◆ RECORDS TO PROCESS:
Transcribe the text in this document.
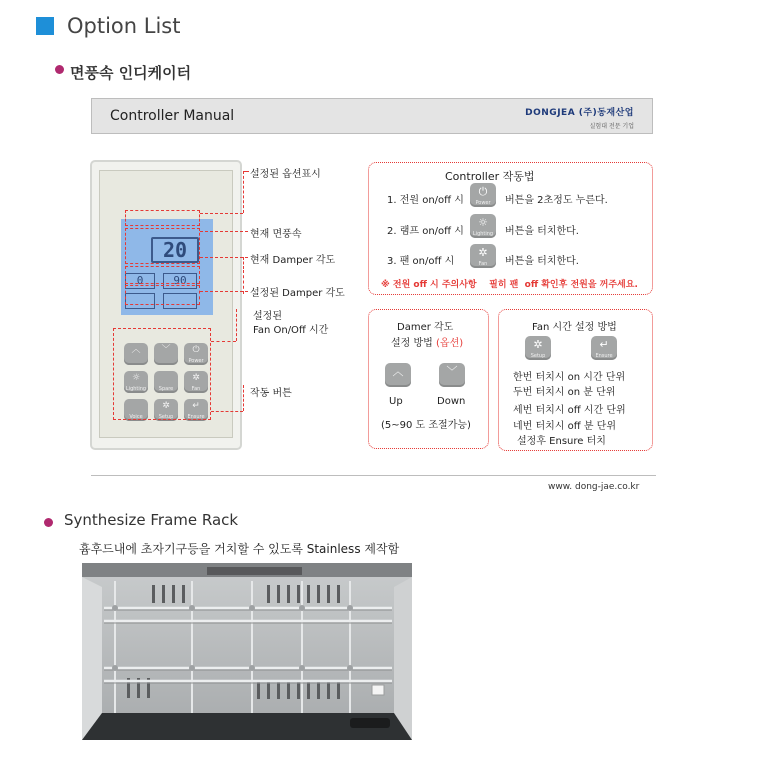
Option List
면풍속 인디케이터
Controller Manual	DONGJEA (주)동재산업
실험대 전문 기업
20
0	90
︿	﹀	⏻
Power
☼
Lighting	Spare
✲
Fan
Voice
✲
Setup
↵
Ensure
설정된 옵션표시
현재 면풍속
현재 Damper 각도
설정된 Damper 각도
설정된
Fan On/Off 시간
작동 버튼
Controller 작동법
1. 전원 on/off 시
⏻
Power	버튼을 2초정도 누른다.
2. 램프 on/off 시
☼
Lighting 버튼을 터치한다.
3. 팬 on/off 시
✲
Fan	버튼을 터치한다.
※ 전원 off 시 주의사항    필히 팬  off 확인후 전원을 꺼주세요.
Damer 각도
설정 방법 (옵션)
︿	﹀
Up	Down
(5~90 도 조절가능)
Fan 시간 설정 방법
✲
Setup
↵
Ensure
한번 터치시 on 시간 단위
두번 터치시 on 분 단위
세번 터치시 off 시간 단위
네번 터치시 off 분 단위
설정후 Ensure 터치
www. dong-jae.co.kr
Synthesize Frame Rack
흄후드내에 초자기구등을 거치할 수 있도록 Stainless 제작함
* * *
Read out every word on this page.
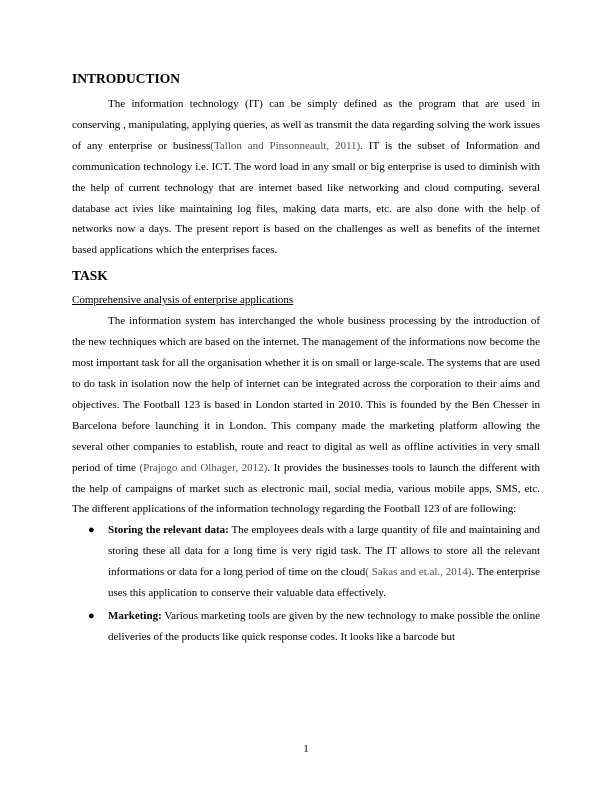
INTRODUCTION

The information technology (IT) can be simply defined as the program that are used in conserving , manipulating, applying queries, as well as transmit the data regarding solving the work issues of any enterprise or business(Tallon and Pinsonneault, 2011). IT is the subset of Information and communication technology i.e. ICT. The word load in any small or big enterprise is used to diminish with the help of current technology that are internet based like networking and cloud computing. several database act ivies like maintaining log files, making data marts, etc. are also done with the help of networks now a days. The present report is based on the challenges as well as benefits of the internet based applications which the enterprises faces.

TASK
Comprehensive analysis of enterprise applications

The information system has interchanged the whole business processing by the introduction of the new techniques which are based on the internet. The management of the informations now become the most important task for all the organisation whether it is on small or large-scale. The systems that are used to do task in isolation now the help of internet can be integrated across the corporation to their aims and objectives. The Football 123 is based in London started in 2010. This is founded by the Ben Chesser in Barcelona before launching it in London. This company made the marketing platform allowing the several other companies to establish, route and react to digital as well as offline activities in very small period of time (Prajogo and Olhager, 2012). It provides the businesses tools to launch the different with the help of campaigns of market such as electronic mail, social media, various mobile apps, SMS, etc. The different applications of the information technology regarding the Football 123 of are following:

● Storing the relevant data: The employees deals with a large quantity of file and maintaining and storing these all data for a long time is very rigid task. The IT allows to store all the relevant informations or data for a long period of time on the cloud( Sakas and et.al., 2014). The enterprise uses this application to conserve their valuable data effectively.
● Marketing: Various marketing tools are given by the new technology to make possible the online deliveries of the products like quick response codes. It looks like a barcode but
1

◆ DESCRIPTION OF THE TASK: Tally up the lines holding the string "Controller" in this listing, and report the total alone.

◆ TASK SOLUTION: 2